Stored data

-- START --

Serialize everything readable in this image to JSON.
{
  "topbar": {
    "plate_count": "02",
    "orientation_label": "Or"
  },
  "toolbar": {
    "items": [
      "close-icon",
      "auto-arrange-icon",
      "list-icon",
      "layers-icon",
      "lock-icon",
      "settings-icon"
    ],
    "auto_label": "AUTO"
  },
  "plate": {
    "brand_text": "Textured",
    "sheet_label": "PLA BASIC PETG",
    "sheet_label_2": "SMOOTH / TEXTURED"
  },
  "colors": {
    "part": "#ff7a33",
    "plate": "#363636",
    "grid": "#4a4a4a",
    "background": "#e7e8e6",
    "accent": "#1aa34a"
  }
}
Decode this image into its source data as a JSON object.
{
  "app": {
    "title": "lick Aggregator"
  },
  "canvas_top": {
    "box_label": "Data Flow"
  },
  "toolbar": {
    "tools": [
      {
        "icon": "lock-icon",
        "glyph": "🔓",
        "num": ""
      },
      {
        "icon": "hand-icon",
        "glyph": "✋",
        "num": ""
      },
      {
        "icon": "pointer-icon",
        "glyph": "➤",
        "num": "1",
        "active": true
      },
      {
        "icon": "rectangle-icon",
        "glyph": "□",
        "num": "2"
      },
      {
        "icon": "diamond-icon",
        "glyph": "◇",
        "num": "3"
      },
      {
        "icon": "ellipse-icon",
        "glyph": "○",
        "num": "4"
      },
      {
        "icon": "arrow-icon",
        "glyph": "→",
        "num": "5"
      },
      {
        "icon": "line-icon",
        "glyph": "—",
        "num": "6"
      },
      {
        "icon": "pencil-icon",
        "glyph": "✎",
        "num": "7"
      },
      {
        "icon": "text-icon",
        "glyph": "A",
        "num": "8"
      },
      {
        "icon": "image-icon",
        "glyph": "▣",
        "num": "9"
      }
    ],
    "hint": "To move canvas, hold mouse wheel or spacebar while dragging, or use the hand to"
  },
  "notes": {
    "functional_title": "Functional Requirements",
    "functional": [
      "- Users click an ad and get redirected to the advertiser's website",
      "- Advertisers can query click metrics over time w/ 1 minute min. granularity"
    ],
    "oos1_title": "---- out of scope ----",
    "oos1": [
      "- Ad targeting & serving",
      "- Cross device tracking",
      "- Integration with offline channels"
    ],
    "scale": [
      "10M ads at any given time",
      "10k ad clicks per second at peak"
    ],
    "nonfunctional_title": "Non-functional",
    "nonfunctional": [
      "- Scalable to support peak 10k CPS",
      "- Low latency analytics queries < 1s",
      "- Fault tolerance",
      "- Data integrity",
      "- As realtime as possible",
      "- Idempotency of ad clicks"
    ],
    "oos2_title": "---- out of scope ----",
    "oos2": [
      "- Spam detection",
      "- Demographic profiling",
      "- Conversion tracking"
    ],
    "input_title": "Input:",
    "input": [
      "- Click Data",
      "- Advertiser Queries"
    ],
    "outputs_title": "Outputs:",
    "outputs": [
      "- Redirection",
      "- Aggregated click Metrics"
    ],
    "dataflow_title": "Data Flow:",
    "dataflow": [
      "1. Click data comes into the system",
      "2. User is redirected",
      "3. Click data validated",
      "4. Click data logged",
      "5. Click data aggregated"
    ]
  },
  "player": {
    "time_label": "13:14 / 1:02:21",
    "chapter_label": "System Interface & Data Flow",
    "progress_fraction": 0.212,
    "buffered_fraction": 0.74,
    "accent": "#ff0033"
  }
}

-- END --
-- START --

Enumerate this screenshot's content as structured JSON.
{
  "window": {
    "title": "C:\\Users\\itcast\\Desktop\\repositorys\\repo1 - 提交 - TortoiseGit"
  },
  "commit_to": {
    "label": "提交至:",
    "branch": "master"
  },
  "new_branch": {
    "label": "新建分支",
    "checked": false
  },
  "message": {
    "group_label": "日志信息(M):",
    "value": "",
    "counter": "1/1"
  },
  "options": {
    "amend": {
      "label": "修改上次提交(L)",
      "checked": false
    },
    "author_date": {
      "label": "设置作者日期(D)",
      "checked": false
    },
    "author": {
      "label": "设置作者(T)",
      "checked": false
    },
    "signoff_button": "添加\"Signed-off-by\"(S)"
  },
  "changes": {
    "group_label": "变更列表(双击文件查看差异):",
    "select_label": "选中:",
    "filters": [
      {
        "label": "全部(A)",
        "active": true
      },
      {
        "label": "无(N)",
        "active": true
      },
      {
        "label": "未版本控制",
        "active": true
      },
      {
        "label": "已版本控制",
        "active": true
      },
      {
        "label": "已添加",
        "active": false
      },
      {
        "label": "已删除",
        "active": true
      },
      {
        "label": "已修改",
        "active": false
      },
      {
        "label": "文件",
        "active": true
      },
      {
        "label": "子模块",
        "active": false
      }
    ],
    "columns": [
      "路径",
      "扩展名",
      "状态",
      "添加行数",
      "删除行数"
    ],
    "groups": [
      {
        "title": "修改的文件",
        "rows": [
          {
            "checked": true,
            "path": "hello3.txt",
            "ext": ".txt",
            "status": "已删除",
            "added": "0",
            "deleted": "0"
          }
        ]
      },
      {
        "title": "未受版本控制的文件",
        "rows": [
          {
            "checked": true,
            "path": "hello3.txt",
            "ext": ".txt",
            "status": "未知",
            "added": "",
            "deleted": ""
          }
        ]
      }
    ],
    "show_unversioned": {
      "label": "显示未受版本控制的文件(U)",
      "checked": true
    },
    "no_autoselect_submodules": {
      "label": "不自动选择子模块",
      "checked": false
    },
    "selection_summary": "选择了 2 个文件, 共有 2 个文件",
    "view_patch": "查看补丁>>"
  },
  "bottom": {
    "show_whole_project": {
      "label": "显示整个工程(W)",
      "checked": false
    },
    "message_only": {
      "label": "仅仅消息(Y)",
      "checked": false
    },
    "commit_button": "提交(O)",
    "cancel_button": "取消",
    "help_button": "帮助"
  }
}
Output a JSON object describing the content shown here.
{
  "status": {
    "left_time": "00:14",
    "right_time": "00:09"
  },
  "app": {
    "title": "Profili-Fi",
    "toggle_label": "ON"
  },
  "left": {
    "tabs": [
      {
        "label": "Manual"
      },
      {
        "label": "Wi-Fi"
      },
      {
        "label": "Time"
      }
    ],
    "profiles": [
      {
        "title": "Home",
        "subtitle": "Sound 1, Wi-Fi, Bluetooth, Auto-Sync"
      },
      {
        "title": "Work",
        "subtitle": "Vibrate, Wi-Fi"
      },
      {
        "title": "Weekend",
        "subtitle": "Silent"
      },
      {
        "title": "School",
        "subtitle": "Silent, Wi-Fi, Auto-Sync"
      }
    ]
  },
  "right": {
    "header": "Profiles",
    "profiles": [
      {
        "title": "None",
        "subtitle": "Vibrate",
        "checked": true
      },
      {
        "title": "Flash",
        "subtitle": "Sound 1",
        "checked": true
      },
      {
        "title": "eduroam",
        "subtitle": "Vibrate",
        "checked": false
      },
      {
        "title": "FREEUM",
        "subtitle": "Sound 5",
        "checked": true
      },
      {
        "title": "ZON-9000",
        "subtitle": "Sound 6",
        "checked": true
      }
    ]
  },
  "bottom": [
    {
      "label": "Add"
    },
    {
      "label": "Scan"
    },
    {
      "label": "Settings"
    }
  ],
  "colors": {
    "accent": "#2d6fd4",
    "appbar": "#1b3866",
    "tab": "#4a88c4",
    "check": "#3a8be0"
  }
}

-- END --

The request: Answer with a single number: the count of lines holding the word "subtitle".

Result of this exercise: 9